Problem statement:
Copy the material below word for word, keeping every line in its original order. Leave the pictures out of your copy.

Records provided:

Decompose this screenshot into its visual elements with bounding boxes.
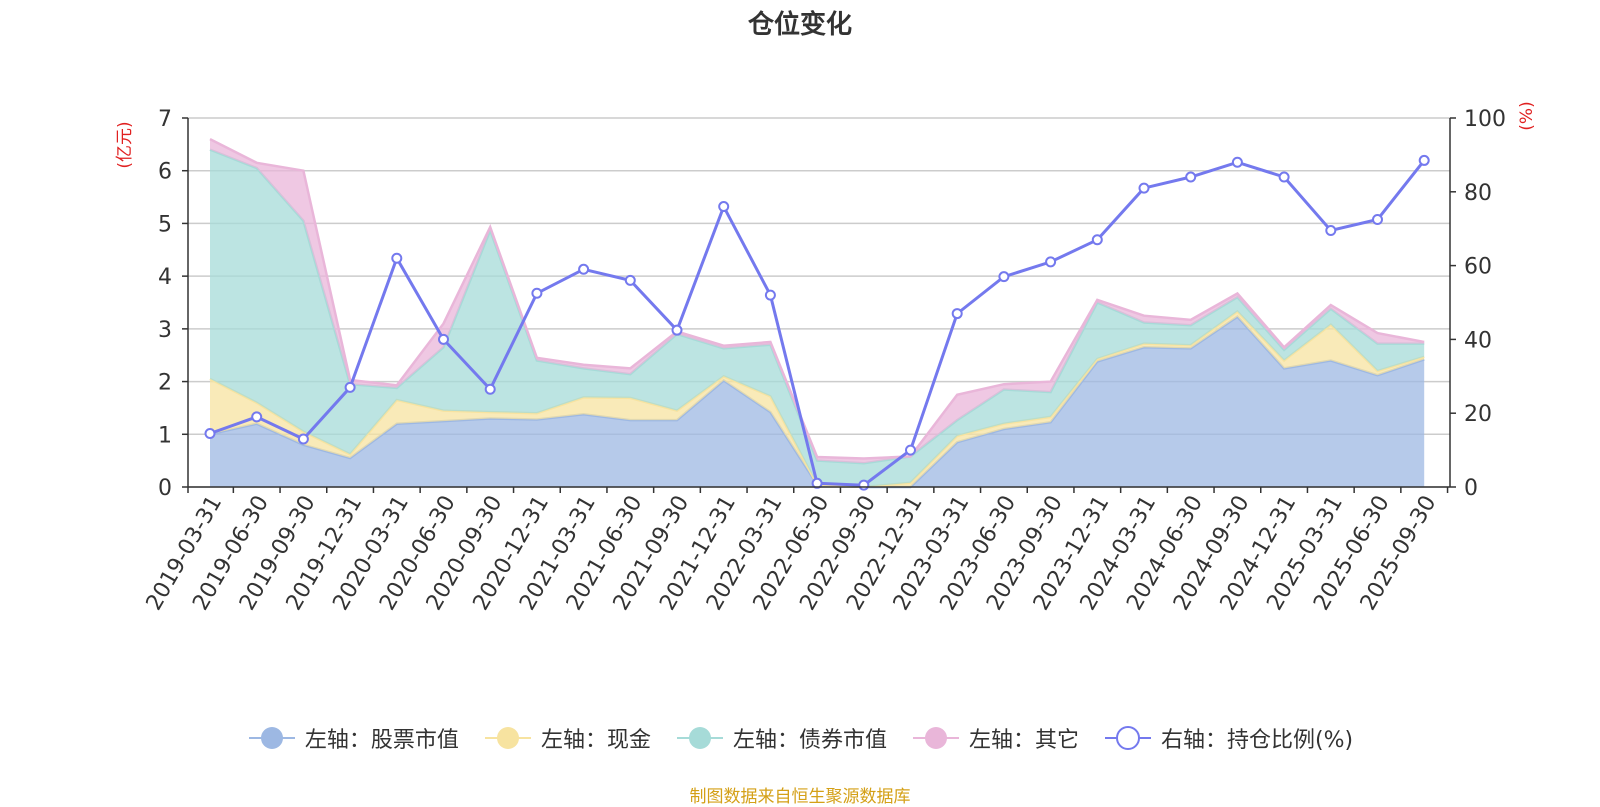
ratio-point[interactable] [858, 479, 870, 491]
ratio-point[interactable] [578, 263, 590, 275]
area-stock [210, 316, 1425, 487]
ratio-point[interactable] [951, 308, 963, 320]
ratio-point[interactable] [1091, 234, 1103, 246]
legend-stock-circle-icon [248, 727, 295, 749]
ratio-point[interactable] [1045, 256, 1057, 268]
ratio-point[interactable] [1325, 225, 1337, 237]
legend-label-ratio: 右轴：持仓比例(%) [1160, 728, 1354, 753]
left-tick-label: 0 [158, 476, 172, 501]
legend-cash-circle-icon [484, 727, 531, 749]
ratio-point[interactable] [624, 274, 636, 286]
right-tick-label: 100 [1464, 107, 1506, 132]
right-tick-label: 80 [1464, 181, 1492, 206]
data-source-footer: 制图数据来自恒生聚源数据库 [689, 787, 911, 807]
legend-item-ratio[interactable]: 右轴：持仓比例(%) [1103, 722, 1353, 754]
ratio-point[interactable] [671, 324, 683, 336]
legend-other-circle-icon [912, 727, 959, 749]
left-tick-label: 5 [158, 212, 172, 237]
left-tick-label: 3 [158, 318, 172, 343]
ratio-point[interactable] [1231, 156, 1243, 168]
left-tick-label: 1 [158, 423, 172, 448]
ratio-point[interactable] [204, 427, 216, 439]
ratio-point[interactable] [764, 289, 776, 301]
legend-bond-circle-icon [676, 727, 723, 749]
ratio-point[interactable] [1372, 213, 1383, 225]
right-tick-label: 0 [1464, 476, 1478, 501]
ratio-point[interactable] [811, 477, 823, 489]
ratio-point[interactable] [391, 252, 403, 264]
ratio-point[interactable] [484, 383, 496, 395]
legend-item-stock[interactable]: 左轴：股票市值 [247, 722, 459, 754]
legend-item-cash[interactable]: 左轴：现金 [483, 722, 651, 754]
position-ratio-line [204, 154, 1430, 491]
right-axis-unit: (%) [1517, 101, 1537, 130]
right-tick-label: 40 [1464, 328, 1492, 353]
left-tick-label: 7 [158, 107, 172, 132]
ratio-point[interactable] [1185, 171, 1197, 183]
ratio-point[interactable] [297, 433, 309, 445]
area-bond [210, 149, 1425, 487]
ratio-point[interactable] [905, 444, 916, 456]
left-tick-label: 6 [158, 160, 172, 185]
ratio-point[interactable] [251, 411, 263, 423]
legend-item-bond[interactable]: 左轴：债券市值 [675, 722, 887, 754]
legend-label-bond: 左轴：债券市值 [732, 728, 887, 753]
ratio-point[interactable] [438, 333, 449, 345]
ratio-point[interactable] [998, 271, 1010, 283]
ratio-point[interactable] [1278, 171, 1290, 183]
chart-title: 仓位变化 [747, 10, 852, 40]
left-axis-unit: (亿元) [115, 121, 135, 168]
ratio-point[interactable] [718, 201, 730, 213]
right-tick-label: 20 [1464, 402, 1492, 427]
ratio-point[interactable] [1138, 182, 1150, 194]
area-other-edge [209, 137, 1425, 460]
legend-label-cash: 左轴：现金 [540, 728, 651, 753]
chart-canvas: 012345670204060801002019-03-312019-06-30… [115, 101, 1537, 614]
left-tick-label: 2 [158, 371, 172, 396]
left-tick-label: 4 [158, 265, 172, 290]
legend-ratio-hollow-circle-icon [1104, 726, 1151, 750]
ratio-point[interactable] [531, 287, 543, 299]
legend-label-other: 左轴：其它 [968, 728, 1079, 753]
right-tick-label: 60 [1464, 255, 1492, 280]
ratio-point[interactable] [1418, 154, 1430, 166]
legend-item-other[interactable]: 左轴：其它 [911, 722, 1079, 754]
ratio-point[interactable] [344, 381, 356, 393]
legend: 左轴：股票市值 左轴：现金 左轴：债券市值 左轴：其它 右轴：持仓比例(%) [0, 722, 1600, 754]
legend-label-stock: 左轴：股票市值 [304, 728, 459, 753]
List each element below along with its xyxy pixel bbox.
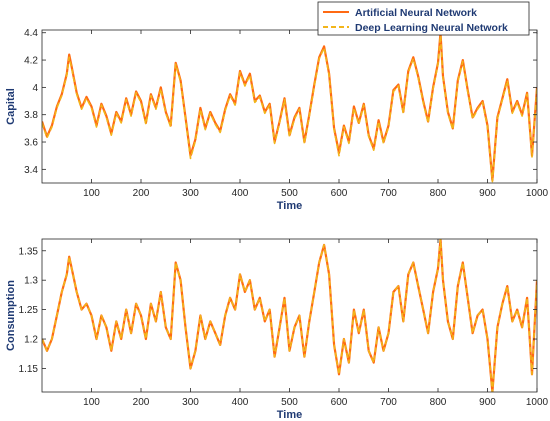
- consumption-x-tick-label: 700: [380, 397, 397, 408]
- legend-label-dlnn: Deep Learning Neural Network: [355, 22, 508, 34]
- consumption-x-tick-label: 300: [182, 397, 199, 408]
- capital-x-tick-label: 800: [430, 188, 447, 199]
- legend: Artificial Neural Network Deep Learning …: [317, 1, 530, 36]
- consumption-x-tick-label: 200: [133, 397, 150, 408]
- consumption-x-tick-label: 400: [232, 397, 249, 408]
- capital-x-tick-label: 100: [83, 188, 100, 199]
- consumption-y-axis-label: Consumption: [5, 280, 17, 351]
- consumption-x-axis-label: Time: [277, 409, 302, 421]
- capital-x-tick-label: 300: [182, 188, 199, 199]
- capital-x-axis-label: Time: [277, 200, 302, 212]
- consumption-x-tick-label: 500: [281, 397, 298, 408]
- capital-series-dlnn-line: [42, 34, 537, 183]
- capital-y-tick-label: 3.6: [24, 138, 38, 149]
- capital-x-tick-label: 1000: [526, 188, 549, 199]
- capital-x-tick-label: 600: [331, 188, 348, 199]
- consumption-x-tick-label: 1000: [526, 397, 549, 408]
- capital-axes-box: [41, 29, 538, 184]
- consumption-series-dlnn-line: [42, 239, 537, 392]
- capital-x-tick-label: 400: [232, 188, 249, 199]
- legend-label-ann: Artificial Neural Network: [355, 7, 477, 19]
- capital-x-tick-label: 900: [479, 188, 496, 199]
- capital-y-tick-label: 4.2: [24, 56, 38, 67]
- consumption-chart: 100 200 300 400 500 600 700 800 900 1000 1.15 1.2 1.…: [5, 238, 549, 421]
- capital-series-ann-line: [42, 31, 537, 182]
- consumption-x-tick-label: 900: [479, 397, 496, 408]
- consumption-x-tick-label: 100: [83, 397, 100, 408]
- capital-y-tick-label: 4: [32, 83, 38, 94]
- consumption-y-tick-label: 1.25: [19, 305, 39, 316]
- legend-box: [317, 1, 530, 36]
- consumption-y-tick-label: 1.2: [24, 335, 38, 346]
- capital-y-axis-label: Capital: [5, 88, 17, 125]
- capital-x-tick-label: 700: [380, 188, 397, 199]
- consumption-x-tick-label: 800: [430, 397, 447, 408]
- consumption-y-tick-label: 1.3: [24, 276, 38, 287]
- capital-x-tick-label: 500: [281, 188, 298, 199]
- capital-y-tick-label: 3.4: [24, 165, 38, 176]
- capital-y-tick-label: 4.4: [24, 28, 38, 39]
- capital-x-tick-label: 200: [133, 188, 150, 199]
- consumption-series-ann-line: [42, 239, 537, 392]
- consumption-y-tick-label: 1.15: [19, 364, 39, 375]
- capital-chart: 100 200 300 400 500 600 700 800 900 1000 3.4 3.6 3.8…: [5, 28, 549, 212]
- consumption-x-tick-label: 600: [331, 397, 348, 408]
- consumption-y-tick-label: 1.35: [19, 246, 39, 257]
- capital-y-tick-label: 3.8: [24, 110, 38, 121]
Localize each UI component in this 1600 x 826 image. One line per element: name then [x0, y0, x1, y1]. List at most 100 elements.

Solution for this problem:
Decompose this screenshot into its visual elements with bounding boxes.
ratio-point[interactable] [858, 479, 870, 491]
ratio-point[interactable] [578, 263, 590, 275]
area-stock [210, 316, 1425, 487]
ratio-point[interactable] [951, 308, 963, 320]
ratio-point[interactable] [1091, 234, 1103, 246]
legend-stock-circle-icon [248, 727, 295, 749]
ratio-point[interactable] [1045, 256, 1057, 268]
ratio-point[interactable] [1325, 225, 1337, 237]
legend-label-ratio: 右轴：持仓比例(%) [1160, 728, 1354, 753]
left-tick-label: 0 [158, 476, 172, 501]
legend-cash-circle-icon [484, 727, 531, 749]
ratio-point[interactable] [624, 274, 636, 286]
right-tick-label: 100 [1464, 107, 1506, 132]
right-tick-label: 80 [1464, 181, 1492, 206]
data-source-footer: 制图数据来自恒生聚源数据库 [689, 787, 911, 807]
legend-item-ratio[interactable]: 右轴：持仓比例(%) [1103, 722, 1353, 754]
ratio-point[interactable] [671, 324, 683, 336]
legend-other-circle-icon [912, 727, 959, 749]
left-tick-label: 5 [158, 212, 172, 237]
left-tick-label: 3 [158, 318, 172, 343]
ratio-point[interactable] [1231, 156, 1243, 168]
left-tick-label: 1 [158, 423, 172, 448]
ratio-point[interactable] [204, 427, 216, 439]
ratio-point[interactable] [764, 289, 776, 301]
legend-bond-circle-icon [676, 727, 723, 749]
ratio-point[interactable] [1372, 213, 1383, 225]
right-tick-label: 0 [1464, 476, 1478, 501]
ratio-point[interactable] [811, 477, 823, 489]
ratio-point[interactable] [391, 252, 403, 264]
ratio-point[interactable] [484, 383, 496, 395]
legend-item-stock[interactable]: 左轴：股票市值 [247, 722, 459, 754]
legend-item-cash[interactable]: 左轴：现金 [483, 722, 651, 754]
position-ratio-line [204, 154, 1430, 491]
right-axis-unit: (%) [1517, 101, 1537, 130]
right-tick-label: 40 [1464, 328, 1492, 353]
left-tick-label: 7 [158, 107, 172, 132]
ratio-point[interactable] [1185, 171, 1197, 183]
ratio-point[interactable] [297, 433, 309, 445]
area-bond [210, 149, 1425, 487]
ratio-point[interactable] [905, 444, 916, 456]
left-tick-label: 6 [158, 160, 172, 185]
ratio-point[interactable] [251, 411, 263, 423]
legend-item-bond[interactable]: 左轴：债券市值 [675, 722, 887, 754]
legend-label-bond: 左轴：债券市值 [732, 728, 887, 753]
ratio-point[interactable] [438, 333, 449, 345]
ratio-point[interactable] [998, 271, 1010, 283]
ratio-point[interactable] [1278, 171, 1290, 183]
chart-title: 仓位变化 [747, 10, 852, 40]
left-axis-unit: (亿元) [115, 121, 135, 168]
ratio-point[interactable] [718, 201, 730, 213]
right-tick-label: 20 [1464, 402, 1492, 427]
ratio-point[interactable] [1138, 182, 1150, 194]
area-other-edge [209, 137, 1425, 460]
legend-label-cash: 左轴：现金 [540, 728, 651, 753]
chart-canvas: 012345670204060801002019-03-312019-06-30… [115, 101, 1537, 614]
left-tick-label: 2 [158, 371, 172, 396]
left-tick-label: 4 [158, 265, 172, 290]
legend-ratio-hollow-circle-icon [1104, 726, 1151, 750]
ratio-point[interactable] [531, 287, 543, 299]
legend-label-other: 左轴：其它 [968, 728, 1079, 753]
right-tick-label: 60 [1464, 255, 1492, 280]
ratio-point[interactable] [1418, 154, 1430, 166]
legend-item-other[interactable]: 左轴：其它 [911, 722, 1079, 754]
ratio-point[interactable] [344, 381, 356, 393]
legend: 左轴：股票市值 左轴：现金 左轴：债券市值 左轴：其它 右轴：持仓比例(%) [0, 722, 1600, 754]
legend-label-stock: 左轴：股票市值 [304, 728, 459, 753]
List each element below along with its xyxy pixel bbox.
- consumption-x-tick-label: 700: [380, 397, 397, 408]
- legend-label-dlnn: Deep Learning Neural Network: [355, 22, 508, 34]
- consumption-x-tick-label: 300: [182, 397, 199, 408]
- capital-x-tick-label: 800: [430, 188, 447, 199]
- legend: Artificial Neural Network Deep Learning …: [317, 1, 530, 36]
- consumption-x-tick-label: 200: [133, 397, 150, 408]
- consumption-x-tick-label: 400: [232, 397, 249, 408]
- capital-x-tick-label: 100: [83, 188, 100, 199]
- consumption-y-axis-label: Consumption: [5, 280, 17, 351]
- consumption-x-axis-label: Time: [277, 409, 302, 421]
- capital-x-tick-label: 300: [182, 188, 199, 199]
- capital-x-axis-label: Time: [277, 200, 302, 212]
- consumption-x-tick-label: 500: [281, 397, 298, 408]
- capital-series-dlnn-line: [42, 34, 537, 183]
- capital-y-tick-label: 3.6: [24, 138, 38, 149]
- capital-x-tick-label: 1000: [526, 188, 549, 199]
- capital-x-tick-label: 600: [331, 188, 348, 199]
- consumption-x-tick-label: 1000: [526, 397, 549, 408]
- capital-axes-box: [41, 29, 538, 184]
- consumption-series-dlnn-line: [42, 239, 537, 392]
- capital-x-tick-label: 400: [232, 188, 249, 199]
- legend-label-ann: Artificial Neural Network: [355, 7, 477, 19]
- capital-x-tick-label: 900: [479, 188, 496, 199]
- capital-y-tick-label: 4.2: [24, 56, 38, 67]
- consumption-chart: 100 200 300 400 500 600 700 800 900 1000 1.15 1.2 1.…: [5, 238, 549, 421]
- capital-series-ann-line: [42, 31, 537, 182]
- consumption-x-tick-label: 900: [479, 397, 496, 408]
- consumption-x-tick-label: 100: [83, 397, 100, 408]
- capital-y-tick-label: 4: [32, 83, 38, 94]
- consumption-y-tick-label: 1.25: [19, 305, 39, 316]
- legend-box: [317, 1, 530, 36]
- consumption-y-tick-label: 1.2: [24, 335, 38, 346]
- capital-y-axis-label: Capital: [5, 88, 17, 125]
- capital-x-tick-label: 700: [380, 188, 397, 199]
- consumption-x-tick-label: 800: [430, 397, 447, 408]
- consumption-y-tick-label: 1.3: [24, 276, 38, 287]
- capital-x-tick-label: 500: [281, 188, 298, 199]
- capital-y-tick-label: 3.4: [24, 165, 38, 176]
- capital-y-tick-label: 4.4: [24, 28, 38, 39]
- capital-x-tick-label: 200: [133, 188, 150, 199]
- consumption-series-ann-line: [42, 239, 537, 392]
- consumption-y-tick-label: 1.15: [19, 364, 39, 375]
- capital-chart: 100 200 300 400 500 600 700 800 900 1000 3.4 3.6 3.8…: [5, 28, 549, 212]
- consumption-x-tick-label: 600: [331, 397, 348, 408]
- consumption-y-tick-label: 1.35: [19, 246, 39, 257]
- capital-y-tick-label: 3.8: [24, 110, 38, 121]
Localize each UI component in this 1600 x 826 image. One line per element: name then [x0, y0, x1, y1]. List at most 100 elements.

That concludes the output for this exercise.